_What needs to be done_
Retype every entry in its entirety, without alteration.
## begin
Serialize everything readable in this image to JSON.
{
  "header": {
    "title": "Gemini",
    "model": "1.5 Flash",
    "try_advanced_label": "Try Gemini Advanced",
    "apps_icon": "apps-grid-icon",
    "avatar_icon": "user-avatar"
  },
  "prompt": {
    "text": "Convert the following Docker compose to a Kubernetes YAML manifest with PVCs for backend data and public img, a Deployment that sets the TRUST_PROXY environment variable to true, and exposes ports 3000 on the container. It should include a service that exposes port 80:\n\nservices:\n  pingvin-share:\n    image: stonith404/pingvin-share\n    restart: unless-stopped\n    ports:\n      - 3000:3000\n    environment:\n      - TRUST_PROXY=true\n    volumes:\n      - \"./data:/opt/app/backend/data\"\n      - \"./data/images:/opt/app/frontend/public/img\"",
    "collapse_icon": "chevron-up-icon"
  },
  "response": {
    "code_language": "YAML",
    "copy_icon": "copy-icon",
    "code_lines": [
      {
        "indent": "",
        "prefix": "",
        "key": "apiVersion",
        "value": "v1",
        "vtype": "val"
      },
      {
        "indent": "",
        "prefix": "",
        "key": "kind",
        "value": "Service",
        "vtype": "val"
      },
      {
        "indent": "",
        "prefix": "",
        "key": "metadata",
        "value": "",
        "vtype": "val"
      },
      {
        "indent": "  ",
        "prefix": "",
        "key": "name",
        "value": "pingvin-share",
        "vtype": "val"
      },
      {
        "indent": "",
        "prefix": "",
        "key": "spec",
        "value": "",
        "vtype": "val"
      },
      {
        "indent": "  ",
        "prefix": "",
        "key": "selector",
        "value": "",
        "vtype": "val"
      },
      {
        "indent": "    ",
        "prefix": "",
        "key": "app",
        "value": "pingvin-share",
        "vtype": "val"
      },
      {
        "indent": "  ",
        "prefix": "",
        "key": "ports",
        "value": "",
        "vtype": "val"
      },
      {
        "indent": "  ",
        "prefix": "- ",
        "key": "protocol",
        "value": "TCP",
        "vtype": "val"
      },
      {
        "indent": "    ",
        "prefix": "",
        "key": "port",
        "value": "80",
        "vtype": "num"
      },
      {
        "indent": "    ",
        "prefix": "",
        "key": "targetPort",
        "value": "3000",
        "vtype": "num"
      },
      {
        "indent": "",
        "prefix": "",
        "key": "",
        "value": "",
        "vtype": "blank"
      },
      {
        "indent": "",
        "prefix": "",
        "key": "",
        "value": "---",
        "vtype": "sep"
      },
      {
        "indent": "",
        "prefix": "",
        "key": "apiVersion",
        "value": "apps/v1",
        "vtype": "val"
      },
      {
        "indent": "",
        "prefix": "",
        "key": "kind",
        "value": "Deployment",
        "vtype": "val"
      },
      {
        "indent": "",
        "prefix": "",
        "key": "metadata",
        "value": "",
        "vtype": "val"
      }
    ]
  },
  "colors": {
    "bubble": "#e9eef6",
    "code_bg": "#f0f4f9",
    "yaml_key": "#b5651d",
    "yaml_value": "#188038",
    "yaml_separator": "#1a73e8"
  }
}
## end
_Answer to the exercise_
Serialize everything readable in this image to JSON.
{
  "header": {
    "title": "Gemini",
    "model": "1.5 Flash",
    "try_advanced_label": "Try Gemini Advanced",
    "apps_icon": "apps-grid-icon",
    "avatar_icon": "user-avatar"
  },
  "prompt": {
    "text": "Convert the following Docker compose to a Kubernetes YAML manifest with PVCs for backend data and public img, a Deployment that sets the TRUST_PROXY environment variable to true, and exposes ports 3000 on the container. It should include a service that exposes port 80:\n\nservices:\n  pingvin-share:\n    image: stonith404/pingvin-share\n    restart: unless-stopped\n    ports:\n      - 3000:3000\n    environment:\n      - TRUST_PROXY=true\n    volumes:\n      - \"./data:/opt/app/backend/data\"\n      - \"./data/images:/opt/app/frontend/public/img\"",
    "collapse_icon": "chevron-up-icon"
  },
  "response": {
    "code_language": "YAML",
    "copy_icon": "copy-icon",
    "code_lines": [
      {
        "indent": "",
        "prefix": "",
        "key": "apiVersion",
        "value": "v1",
        "vtype": "val"
      },
      {
        "indent": "",
        "prefix": "",
        "key": "kind",
        "value": "Service",
        "vtype": "val"
      },
      {
        "indent": "",
        "prefix": "",
        "key": "metadata",
        "value": "",
        "vtype": "val"
      },
      {
        "indent": "  ",
        "prefix": "",
        "key": "name",
        "value": "pingvin-share",
        "vtype": "val"
      },
      {
        "indent": "",
        "prefix": "",
        "key": "spec",
        "value": "",
        "vtype": "val"
      },
      {
        "indent": "  ",
        "prefix": "",
        "key": "selector",
        "value": "",
        "vtype": "val"
      },
      {
        "indent": "    ",
        "prefix": "",
        "key": "app",
        "value": "pingvin-share",
        "vtype": "val"
      },
      {
        "indent": "  ",
        "prefix": "",
        "key": "ports",
        "value": "",
        "vtype": "val"
      },
      {
        "indent": "  ",
        "prefix": "- ",
        "key": "protocol",
        "value": "TCP",
        "vtype": "val"
      },
      {
        "indent": "    ",
        "prefix": "",
        "key": "port",
        "value": "80",
        "vtype": "num"
      },
      {
        "indent": "    ",
        "prefix": "",
        "key": "targetPort",
        "value": "3000",
        "vtype": "num"
      },
      {
        "indent": "",
        "prefix": "",
        "key": "",
        "value": "",
        "vtype": "blank"
      },
      {
        "indent": "",
        "prefix": "",
        "key": "",
        "value": "---",
        "vtype": "sep"
      },
      {
        "indent": "",
        "prefix": "",
        "key": "apiVersion",
        "value": "apps/v1",
        "vtype": "val"
      },
      {
        "indent": "",
        "prefix": "",
        "key": "kind",
        "value": "Deployment",
        "vtype": "val"
      },
      {
        "indent": "",
        "prefix": "",
        "key": "metadata",
        "value": "",
        "vtype": "val"
      }
    ]
  },
  "colors": {
    "bubble": "#e9eef6",
    "code_bg": "#f0f4f9",
    "yaml_key": "#b5651d",
    "yaml_value": "#188038",
    "yaml_separator": "#1a73e8"
  }
}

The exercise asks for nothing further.